Your goal:
Transcribe the material exactly. Images do not belong in the copy.

Stored data entries:
· · ·

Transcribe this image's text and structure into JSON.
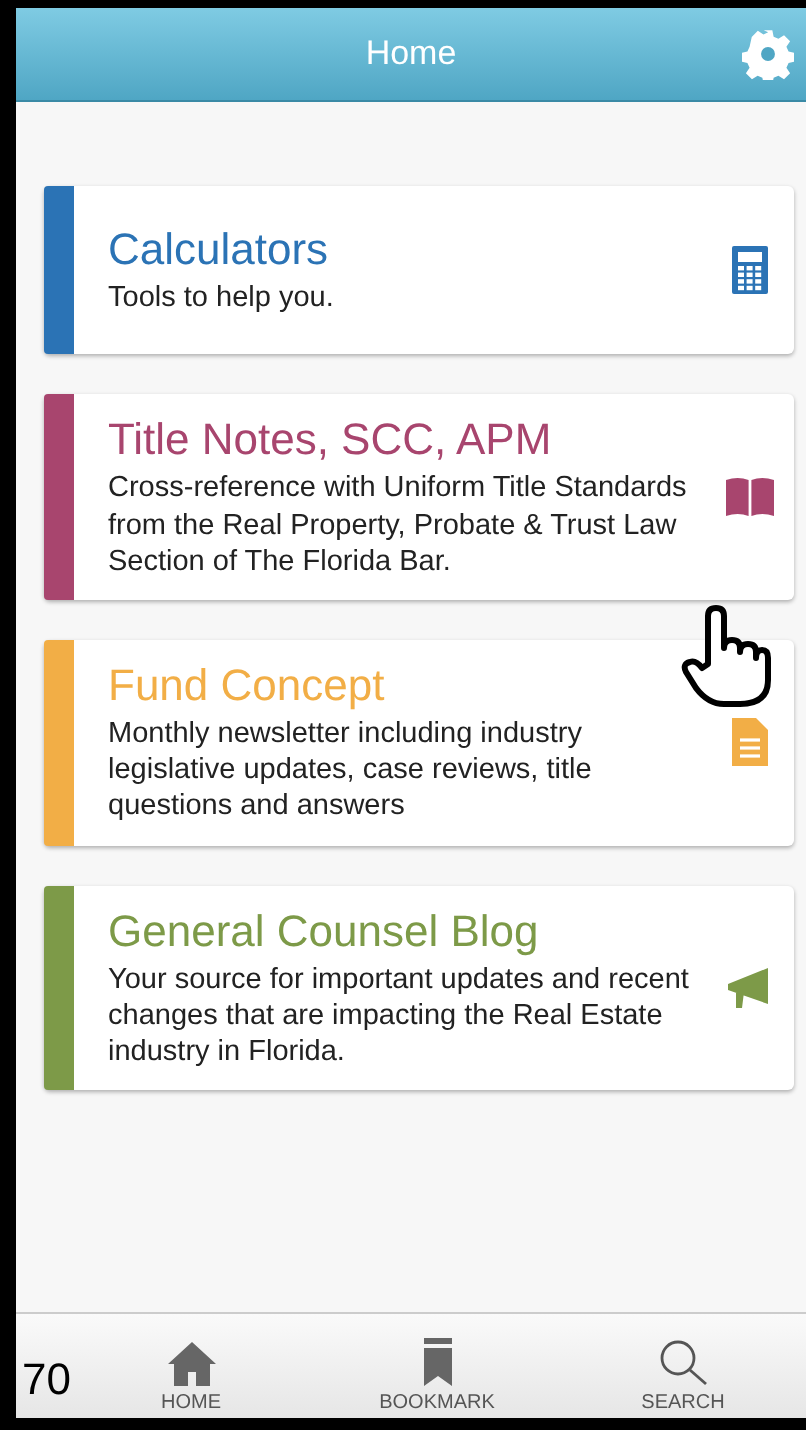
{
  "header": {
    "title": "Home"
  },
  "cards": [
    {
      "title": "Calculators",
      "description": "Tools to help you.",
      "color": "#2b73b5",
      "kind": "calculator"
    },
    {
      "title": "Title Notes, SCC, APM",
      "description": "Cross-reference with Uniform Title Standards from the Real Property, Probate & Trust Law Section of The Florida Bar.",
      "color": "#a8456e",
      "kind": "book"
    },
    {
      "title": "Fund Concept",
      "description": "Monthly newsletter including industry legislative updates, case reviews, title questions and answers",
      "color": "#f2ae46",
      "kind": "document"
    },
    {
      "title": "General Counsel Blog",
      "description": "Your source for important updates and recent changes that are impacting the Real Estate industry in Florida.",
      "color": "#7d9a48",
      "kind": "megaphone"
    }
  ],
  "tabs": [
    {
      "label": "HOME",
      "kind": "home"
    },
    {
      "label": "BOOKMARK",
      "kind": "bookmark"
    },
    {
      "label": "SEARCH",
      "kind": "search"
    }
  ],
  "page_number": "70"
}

· · ·

Response to the task:
Transcribe this image's text and structure into JSON.
{
  "header": {
    "title": "Home"
  },
  "cards": [
    {
      "title": "Calculators",
      "description": "Tools to help you.",
      "color": "#2b73b5",
      "kind": "calculator"
    },
    {
      "title": "Title Notes, SCC, APM",
      "description": "Cross-reference with Uniform Title Standards from the Real Property, Probate & Trust Law Section of The Florida Bar.",
      "color": "#a8456e",
      "kind": "book"
    },
    {
      "title": "Fund Concept",
      "description": "Monthly newsletter including industry legislative updates, case reviews, title questions and answers",
      "color": "#f2ae46",
      "kind": "document"
    },
    {
      "title": "General Counsel Blog",
      "description": "Your source for important updates and recent changes that are impacting the Real Estate industry in Florida.",
      "color": "#7d9a48",
      "kind": "megaphone"
    }
  ],
  "tabs": [
    {
      "label": "HOME",
      "kind": "home"
    },
    {
      "label": "BOOKMARK",
      "kind": "bookmark"
    },
    {
      "label": "SEARCH",
      "kind": "search"
    }
  ],
  "page_number": "70"
}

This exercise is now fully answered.